GIVEN REQUEST. Make a tally of the lines in the records that include the string "Shore", and give only that number.

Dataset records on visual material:
[start]

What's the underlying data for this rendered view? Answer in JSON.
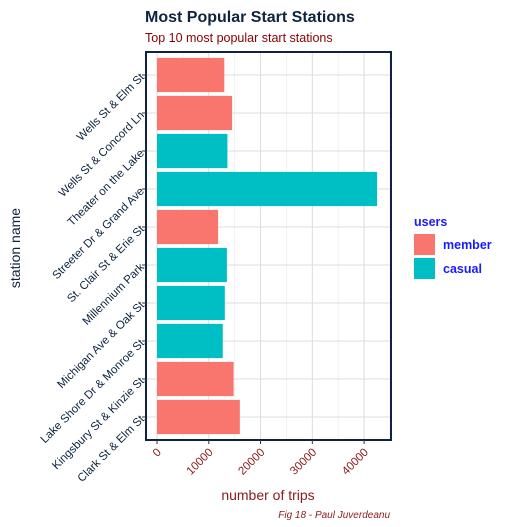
{
  "chart_data": {
    "type": "bar",
    "orientation": "horizontal",
    "title": "Most Popular Start Stations",
    "subtitle": "Top 10 most popular start stations",
    "xlabel": "number of trips",
    "ylabel": "station name",
    "caption": "Fig 18 - Paul Juverdeanu",
    "xlim": [
      0,
      45000
    ],
    "xticks": [
      0,
      10000,
      20000,
      30000,
      40000
    ],
    "grid": true,
    "legend": {
      "title": "users",
      "position": "right",
      "items": [
        {
          "label": "member",
          "color": "#f8766d"
        },
        {
          "label": "casual",
          "color": "#00bfc4"
        }
      ]
    },
    "categories": [
      "Wells St & Elm St",
      "Wells St & Concord Ln",
      "Theater on the Lake",
      "Streeter Dr & Grand Ave",
      "St. Clair St & Erie St",
      "Millennium Park",
      "Michigan Ave & Oak St",
      "Lake Shore Dr & Monroe St",
      "Kingsbury St & Kinzie St",
      "Clark St & Elm St"
    ],
    "bars": [
      {
        "station": "Wells St & Elm St",
        "user": "member",
        "value": 13000
      },
      {
        "station": "Wells St & Concord Ln",
        "user": "member",
        "value": 14500
      },
      {
        "station": "Theater on the Lake",
        "user": "casual",
        "value": 13600
      },
      {
        "station": "Streeter Dr & Grand Ave",
        "user": "casual",
        "value": 42500
      },
      {
        "station": "St. Clair St & Erie St",
        "user": "member",
        "value": 11800
      },
      {
        "station": "Millennium Park",
        "user": "casual",
        "value": 13500
      },
      {
        "station": "Michigan Ave & Oak St",
        "user": "casual",
        "value": 13100
      },
      {
        "station": "Lake Shore Dr & Monroe St",
        "user": "casual",
        "value": 12700
      },
      {
        "station": "Kingsbury St & Kinzie St",
        "user": "member",
        "value": 14800
      },
      {
        "station": "Clark St & Elm St",
        "user": "member",
        "value": 16000
      }
    ]
  }
}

[end]

PROBLEM SOLUTION. 2